» **YOUR TASK**
Here are some records; quote them exactly, leaving out the pictures.

» **AVAILABLE RECORDS**
________

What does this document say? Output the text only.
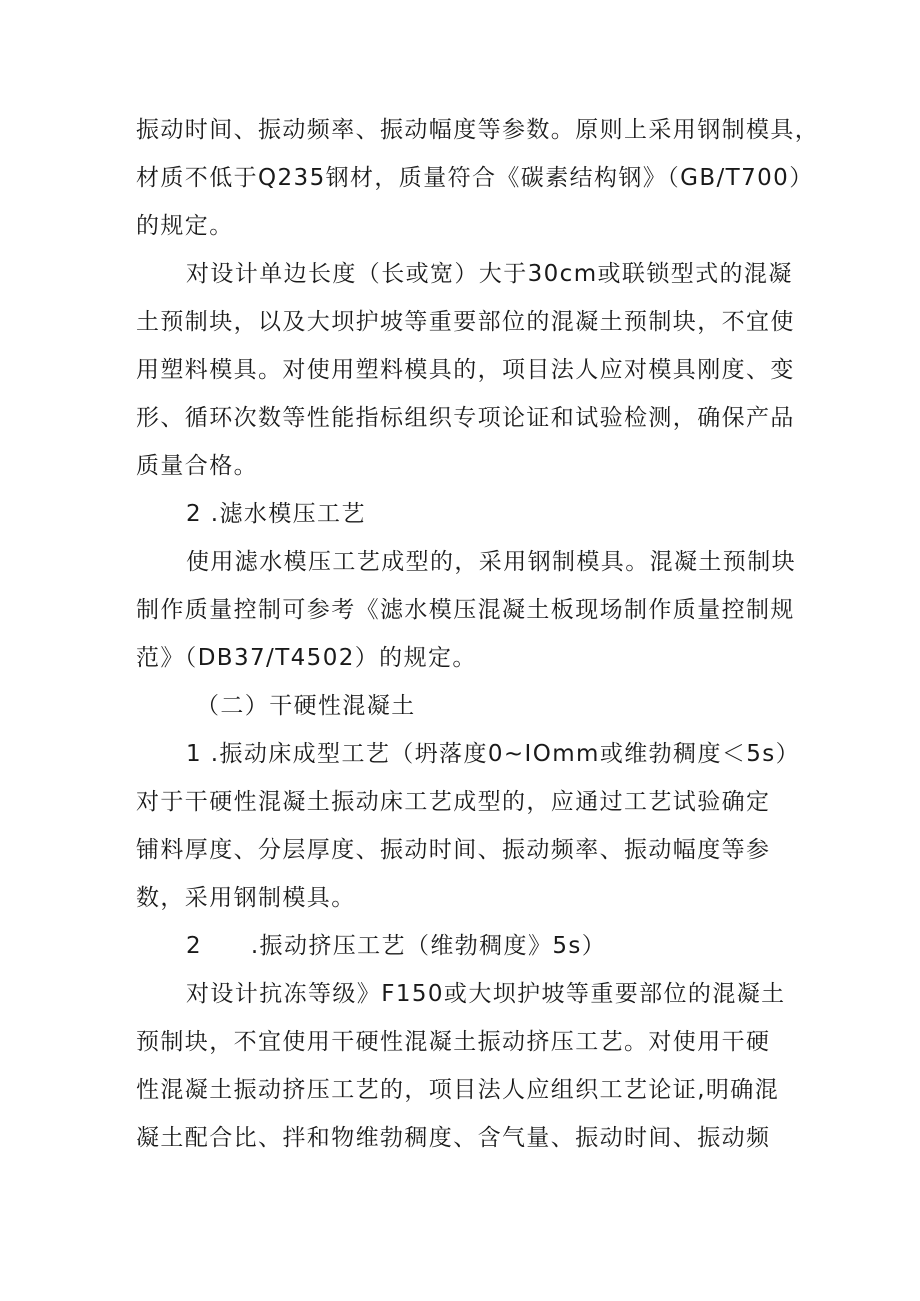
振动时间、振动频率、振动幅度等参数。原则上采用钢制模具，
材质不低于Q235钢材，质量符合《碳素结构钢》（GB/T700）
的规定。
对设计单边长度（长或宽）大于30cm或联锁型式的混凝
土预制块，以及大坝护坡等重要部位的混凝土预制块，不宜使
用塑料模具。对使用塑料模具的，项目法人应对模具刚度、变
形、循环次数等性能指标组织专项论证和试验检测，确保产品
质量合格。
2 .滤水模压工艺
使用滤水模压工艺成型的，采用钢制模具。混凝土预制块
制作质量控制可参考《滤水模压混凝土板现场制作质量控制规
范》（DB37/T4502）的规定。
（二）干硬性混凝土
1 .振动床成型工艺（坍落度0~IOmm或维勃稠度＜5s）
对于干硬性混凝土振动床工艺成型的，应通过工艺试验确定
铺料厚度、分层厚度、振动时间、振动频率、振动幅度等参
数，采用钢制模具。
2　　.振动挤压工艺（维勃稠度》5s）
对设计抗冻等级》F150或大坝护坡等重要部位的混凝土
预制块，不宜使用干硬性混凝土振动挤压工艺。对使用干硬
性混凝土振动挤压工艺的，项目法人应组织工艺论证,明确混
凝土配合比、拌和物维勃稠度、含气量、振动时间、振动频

________

» **FINISHED TASK**
What does this document say? Output the text only.
振动时间、振动频率、振动幅度等参数。原则上采用钢制模具，
材质不低于Q235钢材，质量符合《碳素结构钢》（GB/T700）
的规定。
对设计单边长度（长或宽）大于30cm或联锁型式的混凝
土预制块，以及大坝护坡等重要部位的混凝土预制块，不宜使
用塑料模具。对使用塑料模具的，项目法人应对模具刚度、变
形、循环次数等性能指标组织专项论证和试验检测，确保产品
质量合格。
2 .滤水模压工艺
使用滤水模压工艺成型的，采用钢制模具。混凝土预制块
制作质量控制可参考《滤水模压混凝土板现场制作质量控制规
范》（DB37/T4502）的规定。
（二）干硬性混凝土
1 .振动床成型工艺（坍落度0~IOmm或维勃稠度＜5s）
对于干硬性混凝土振动床工艺成型的，应通过工艺试验确定
铺料厚度、分层厚度、振动时间、振动频率、振动幅度等参
数，采用钢制模具。
2　　.振动挤压工艺（维勃稠度》5s）
对设计抗冻等级》F150或大坝护坡等重要部位的混凝土
预制块，不宜使用干硬性混凝土振动挤压工艺。对使用干硬
性混凝土振动挤压工艺的，项目法人应组织工艺论证,明确混
凝土配合比、拌和物维勃稠度、含气量、振动时间、振动频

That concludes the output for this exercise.